§ **Exercise goal**
Reproduce the lines of the items below from the line with "table-row — [61, 205, 847, 232]" to the line with "row-description: Расходы на обеспечение", both included, and nothing else.

── Exercise data ──

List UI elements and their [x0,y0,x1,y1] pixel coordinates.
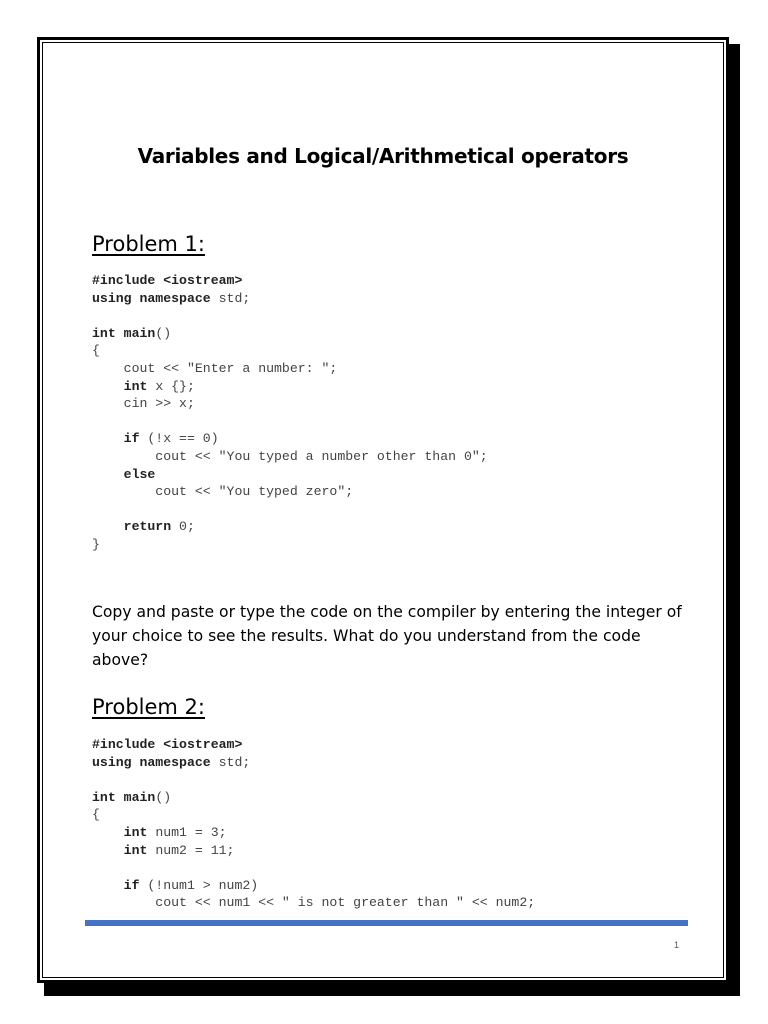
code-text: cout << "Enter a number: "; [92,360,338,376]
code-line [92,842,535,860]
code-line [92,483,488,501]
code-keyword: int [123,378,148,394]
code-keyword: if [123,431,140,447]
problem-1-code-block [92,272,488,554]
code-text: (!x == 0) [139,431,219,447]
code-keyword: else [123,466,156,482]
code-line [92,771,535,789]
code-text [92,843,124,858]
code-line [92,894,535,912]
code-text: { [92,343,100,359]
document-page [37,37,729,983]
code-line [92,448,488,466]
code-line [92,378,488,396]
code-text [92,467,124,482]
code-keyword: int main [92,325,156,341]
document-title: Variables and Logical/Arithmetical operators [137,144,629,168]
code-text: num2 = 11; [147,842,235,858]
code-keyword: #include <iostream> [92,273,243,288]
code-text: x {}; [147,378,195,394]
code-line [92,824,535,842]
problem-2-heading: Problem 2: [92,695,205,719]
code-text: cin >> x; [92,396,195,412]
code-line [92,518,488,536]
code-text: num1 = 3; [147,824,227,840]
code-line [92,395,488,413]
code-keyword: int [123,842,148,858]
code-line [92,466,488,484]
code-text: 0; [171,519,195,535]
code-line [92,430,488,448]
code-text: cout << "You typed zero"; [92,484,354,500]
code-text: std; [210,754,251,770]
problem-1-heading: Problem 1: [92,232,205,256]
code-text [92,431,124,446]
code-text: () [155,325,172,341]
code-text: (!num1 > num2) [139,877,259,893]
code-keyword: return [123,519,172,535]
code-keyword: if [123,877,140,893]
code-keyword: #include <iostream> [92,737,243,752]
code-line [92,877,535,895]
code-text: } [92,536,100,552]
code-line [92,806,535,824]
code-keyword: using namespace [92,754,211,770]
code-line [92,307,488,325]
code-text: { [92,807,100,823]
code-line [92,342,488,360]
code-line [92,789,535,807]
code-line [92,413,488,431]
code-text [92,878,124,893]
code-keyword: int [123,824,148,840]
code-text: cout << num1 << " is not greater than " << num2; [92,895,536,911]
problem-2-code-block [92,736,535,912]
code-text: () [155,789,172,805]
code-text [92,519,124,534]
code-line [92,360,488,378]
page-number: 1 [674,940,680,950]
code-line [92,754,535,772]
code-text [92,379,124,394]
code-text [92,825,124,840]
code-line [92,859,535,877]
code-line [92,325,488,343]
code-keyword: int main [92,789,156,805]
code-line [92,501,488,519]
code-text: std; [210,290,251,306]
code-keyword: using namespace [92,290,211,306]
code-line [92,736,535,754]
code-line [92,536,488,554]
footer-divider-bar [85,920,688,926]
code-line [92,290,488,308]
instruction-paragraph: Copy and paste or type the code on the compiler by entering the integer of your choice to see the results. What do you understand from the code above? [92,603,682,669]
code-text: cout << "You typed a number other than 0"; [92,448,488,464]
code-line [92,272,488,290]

───
── Exercise data ──

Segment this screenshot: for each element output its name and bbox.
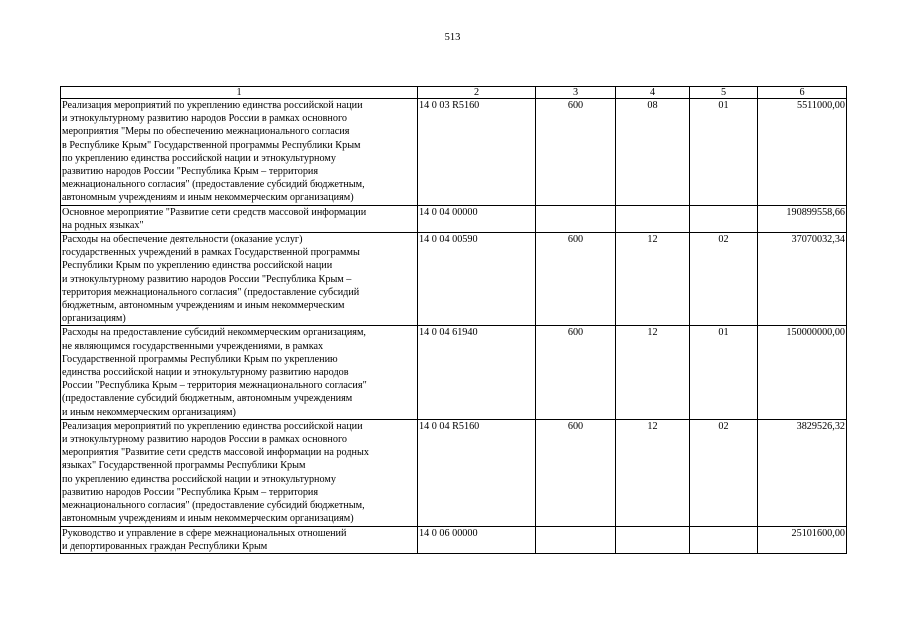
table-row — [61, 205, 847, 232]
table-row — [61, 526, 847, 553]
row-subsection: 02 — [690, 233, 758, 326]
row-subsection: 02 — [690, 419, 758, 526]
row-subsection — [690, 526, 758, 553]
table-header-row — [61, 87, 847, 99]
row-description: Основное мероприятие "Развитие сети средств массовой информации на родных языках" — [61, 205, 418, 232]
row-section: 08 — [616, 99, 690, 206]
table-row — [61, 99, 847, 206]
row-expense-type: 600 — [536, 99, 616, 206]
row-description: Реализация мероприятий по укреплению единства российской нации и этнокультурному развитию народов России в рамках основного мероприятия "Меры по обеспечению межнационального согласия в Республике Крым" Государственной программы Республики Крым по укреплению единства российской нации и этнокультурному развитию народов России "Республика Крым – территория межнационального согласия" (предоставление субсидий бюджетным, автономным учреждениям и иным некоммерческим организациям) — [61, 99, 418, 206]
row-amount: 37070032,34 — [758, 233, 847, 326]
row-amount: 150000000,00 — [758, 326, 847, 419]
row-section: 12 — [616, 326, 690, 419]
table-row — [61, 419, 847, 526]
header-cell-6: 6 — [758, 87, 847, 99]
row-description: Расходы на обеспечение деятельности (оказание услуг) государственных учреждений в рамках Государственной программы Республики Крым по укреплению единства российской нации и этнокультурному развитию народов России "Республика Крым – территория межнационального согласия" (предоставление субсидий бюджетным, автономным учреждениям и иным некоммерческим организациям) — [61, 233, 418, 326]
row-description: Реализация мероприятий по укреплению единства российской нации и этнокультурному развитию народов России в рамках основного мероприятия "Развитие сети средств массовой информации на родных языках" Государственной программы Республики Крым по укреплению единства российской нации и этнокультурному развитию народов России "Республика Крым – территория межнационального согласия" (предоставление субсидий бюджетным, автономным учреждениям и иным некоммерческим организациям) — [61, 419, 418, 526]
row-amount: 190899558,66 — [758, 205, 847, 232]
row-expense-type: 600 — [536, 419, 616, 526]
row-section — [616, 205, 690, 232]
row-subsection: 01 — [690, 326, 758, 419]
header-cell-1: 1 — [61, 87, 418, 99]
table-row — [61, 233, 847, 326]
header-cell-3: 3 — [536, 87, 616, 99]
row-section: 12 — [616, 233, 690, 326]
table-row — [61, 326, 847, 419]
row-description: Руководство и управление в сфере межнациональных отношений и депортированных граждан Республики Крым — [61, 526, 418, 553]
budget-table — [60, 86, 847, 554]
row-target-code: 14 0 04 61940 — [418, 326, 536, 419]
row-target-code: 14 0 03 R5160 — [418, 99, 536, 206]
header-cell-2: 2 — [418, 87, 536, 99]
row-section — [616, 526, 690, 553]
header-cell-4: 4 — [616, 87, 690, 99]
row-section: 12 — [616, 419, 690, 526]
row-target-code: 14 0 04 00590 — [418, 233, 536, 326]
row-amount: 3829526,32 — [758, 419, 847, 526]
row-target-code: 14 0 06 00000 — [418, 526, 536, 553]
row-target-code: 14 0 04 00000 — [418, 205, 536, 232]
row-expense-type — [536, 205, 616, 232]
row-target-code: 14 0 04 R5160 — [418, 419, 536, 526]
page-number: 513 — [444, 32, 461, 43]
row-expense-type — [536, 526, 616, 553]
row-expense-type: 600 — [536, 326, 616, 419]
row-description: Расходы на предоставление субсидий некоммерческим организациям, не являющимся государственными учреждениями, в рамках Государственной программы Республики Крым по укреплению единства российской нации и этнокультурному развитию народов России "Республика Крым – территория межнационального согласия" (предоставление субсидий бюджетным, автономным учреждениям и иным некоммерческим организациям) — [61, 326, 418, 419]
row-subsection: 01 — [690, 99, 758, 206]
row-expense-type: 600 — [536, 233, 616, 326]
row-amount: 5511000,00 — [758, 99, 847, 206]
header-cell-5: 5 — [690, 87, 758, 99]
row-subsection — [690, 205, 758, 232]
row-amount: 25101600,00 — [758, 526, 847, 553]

───
── Exercise data ──

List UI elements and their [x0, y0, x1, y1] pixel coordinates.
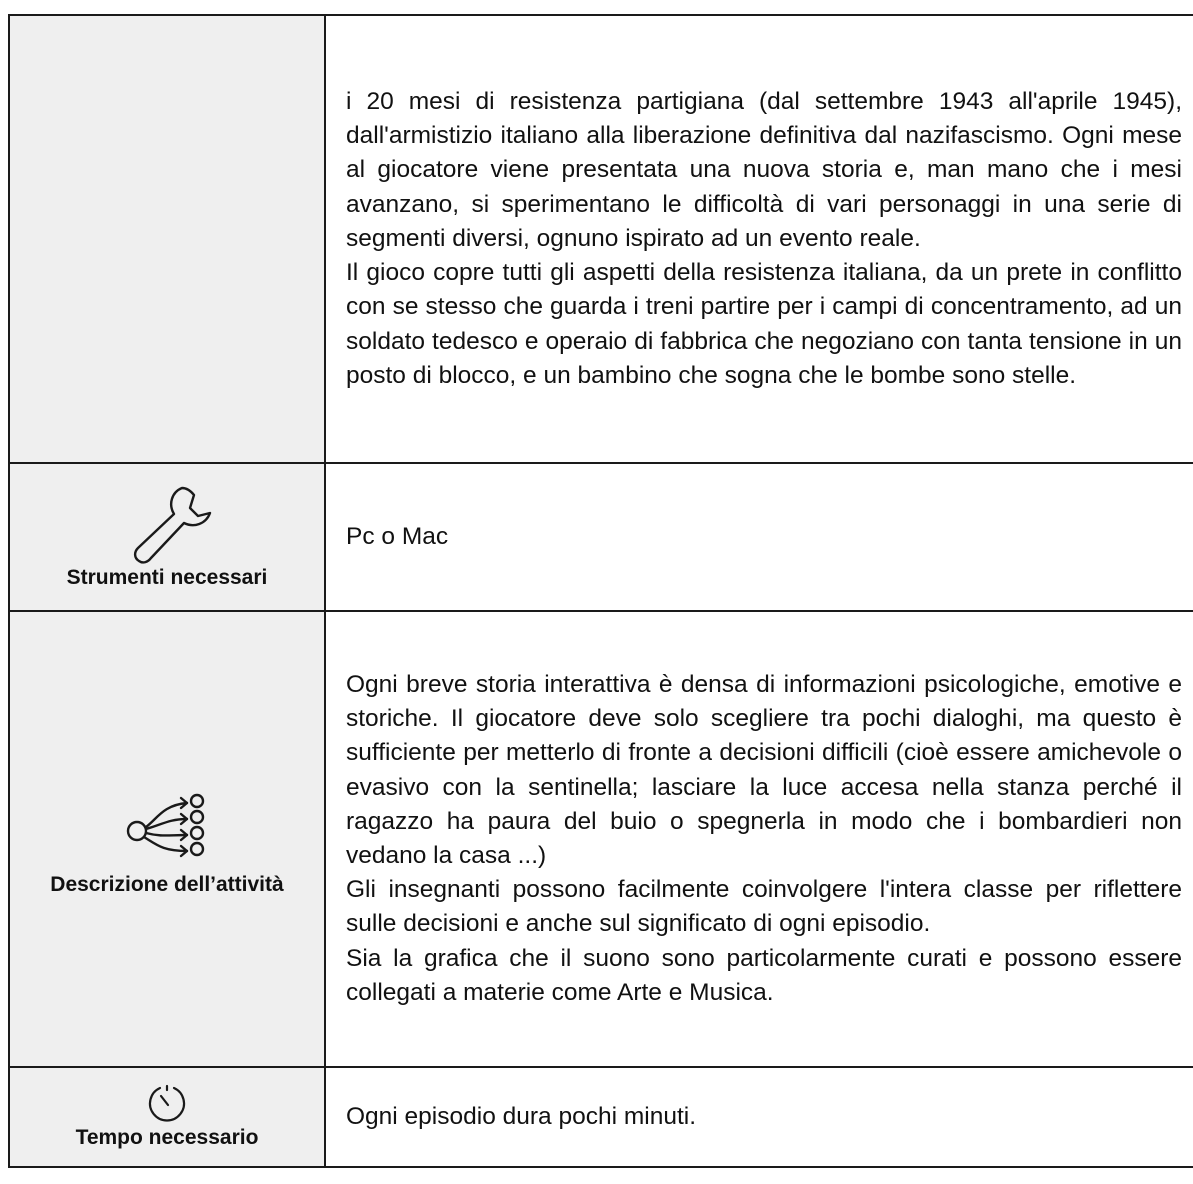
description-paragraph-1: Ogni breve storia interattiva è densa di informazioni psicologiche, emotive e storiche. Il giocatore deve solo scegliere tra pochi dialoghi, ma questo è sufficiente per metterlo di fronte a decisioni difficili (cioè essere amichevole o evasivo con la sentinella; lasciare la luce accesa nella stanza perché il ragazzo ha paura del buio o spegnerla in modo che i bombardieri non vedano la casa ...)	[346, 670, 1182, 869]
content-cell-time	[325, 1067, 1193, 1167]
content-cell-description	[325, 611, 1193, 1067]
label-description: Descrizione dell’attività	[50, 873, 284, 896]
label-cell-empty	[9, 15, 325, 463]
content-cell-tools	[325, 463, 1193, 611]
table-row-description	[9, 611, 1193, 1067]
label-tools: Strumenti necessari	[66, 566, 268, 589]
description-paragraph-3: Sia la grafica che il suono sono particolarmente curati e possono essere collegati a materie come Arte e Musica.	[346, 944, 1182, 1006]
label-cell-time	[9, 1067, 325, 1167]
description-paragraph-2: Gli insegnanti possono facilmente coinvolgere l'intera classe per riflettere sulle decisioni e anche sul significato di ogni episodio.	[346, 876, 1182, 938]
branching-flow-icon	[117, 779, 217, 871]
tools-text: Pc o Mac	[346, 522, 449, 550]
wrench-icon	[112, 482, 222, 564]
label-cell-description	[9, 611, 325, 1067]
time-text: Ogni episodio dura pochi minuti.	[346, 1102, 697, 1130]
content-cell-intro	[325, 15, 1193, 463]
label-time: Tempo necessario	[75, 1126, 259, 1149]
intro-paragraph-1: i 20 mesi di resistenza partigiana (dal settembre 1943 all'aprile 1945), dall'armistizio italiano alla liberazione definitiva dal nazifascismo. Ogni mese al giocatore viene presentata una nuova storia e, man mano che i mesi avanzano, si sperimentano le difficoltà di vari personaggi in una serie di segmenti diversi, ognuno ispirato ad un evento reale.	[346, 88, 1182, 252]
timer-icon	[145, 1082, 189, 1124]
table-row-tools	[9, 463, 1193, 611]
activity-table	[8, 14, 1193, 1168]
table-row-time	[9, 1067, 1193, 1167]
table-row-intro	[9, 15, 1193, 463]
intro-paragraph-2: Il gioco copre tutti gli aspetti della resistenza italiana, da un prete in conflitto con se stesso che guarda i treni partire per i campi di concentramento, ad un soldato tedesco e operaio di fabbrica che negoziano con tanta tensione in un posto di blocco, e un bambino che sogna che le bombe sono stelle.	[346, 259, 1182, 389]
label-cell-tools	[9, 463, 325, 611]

───

§ **Correct output**
table-row — [61, 205, 847, 232]
table-row — [61, 526, 847, 553]
row-subsection: 02 — [690, 233, 758, 326]
row-subsection: 02 — [690, 419, 758, 526]
row-subsection — [690, 526, 758, 553]
table-header-row — [61, 87, 847, 99]
row-description: Основное мероприятие "Развитие сети средств массовой информации на родных языках" — [61, 205, 418, 232]
row-section: 08 — [616, 99, 690, 206]
table-row — [61, 99, 847, 206]
row-expense-type: 600 — [536, 99, 616, 206]
row-description: Реализация мероприятий по укреплению единства российской нации и этнокультурному развитию народов России в рамках основного мероприятия "Меры по обеспечению межнационального согласия в Республике Крым" Государственной программы Республики Крым по укреплению единства российской нации и этнокультурному развитию народов России "Республика Крым – территория межнационального согласия" (предоставление субсидий бюджетным, автономным учреждениям и иным некоммерческим организациям) — [61, 99, 418, 206]
row-amount: 37070032,34 — [758, 233, 847, 326]
row-amount: 150000000,00 — [758, 326, 847, 419]
row-section: 12 — [616, 326, 690, 419]
table-row — [61, 419, 847, 526]
header-cell-6: 6 — [758, 87, 847, 99]
row-description: Расходы на обеспечение деятельности (оказание услуг) государственных учреждений в рамках Государственной программы Республики Крым по укреплению единства российской нации и этнокультурному развитию народов России "Республика Крым – территория межнационального согласия" (предоставление субсидий бюджетным, автономным учреждениям и иным некоммерческим организациям) — [61, 233, 418, 326]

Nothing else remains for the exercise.